* _Set problem_
Count how many lines mention the word "Person". Write that number alone.

***** Exercise materials *****

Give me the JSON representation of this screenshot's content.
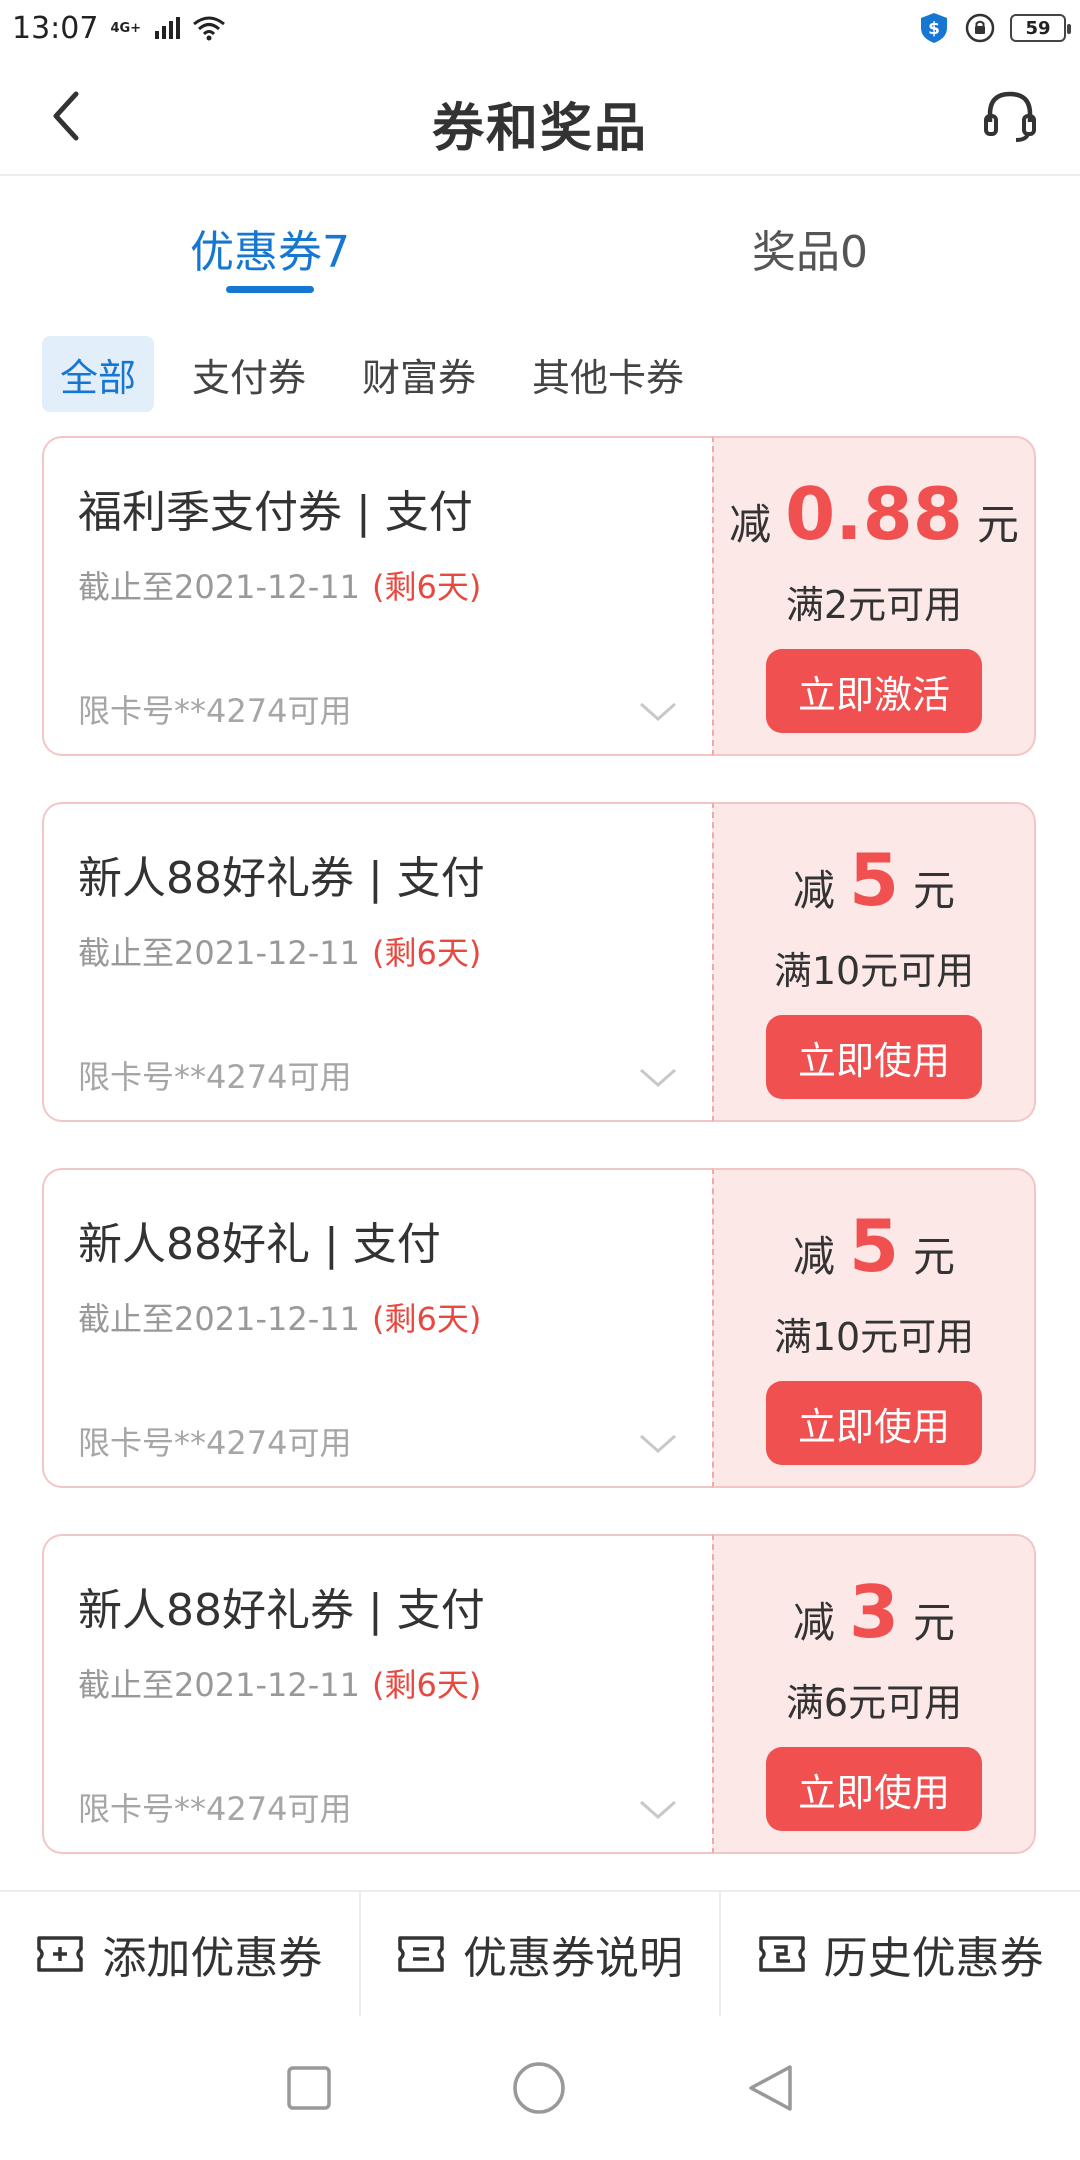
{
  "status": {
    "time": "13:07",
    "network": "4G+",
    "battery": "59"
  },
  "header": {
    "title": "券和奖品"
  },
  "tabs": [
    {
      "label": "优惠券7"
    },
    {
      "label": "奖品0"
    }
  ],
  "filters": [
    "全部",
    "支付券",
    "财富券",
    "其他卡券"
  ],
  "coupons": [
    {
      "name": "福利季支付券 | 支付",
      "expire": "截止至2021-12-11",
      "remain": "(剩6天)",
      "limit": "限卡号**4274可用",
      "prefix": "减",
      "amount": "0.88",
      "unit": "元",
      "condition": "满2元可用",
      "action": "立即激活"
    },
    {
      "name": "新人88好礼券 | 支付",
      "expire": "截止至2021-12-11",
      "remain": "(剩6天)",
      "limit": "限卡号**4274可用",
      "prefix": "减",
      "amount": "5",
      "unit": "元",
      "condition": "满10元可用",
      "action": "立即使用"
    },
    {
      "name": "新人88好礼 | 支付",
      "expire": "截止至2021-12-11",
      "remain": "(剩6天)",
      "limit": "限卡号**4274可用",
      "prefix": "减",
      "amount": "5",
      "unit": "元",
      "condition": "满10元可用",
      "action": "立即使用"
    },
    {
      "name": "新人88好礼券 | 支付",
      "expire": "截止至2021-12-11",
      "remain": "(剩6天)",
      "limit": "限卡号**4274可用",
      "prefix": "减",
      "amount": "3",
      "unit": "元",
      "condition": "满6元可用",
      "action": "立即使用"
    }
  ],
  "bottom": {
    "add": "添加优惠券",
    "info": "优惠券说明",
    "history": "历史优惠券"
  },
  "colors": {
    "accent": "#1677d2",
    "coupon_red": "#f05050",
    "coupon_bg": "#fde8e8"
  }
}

*****
***** Exercise materials *****

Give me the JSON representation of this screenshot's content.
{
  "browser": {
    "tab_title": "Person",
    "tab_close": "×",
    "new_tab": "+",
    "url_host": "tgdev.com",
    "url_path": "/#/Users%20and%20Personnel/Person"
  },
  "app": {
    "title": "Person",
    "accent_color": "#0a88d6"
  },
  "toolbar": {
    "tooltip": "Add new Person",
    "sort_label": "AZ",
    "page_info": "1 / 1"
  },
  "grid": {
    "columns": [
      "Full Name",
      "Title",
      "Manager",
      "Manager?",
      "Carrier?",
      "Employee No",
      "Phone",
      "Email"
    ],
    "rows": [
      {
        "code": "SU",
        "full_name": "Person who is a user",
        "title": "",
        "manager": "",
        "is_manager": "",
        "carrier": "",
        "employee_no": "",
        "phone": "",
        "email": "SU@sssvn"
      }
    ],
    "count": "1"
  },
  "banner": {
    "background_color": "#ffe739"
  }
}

*****

* _Solution to this problem_
5